Stored data —

· · ·

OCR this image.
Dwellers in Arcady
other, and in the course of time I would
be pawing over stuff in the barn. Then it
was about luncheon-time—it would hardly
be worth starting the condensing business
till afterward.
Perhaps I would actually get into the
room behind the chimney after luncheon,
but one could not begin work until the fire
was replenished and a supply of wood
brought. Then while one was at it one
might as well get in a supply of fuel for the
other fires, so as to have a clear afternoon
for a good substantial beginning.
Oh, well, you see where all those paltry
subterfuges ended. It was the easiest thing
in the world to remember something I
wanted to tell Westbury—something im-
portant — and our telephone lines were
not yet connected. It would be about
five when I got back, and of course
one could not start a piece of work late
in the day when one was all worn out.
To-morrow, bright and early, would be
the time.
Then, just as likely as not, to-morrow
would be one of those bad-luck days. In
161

· · ·

Exercise directions —
Where a line in the material contains "could", copy that line.

The response —
but one could not begin work until the fire
one could not start a piece of work late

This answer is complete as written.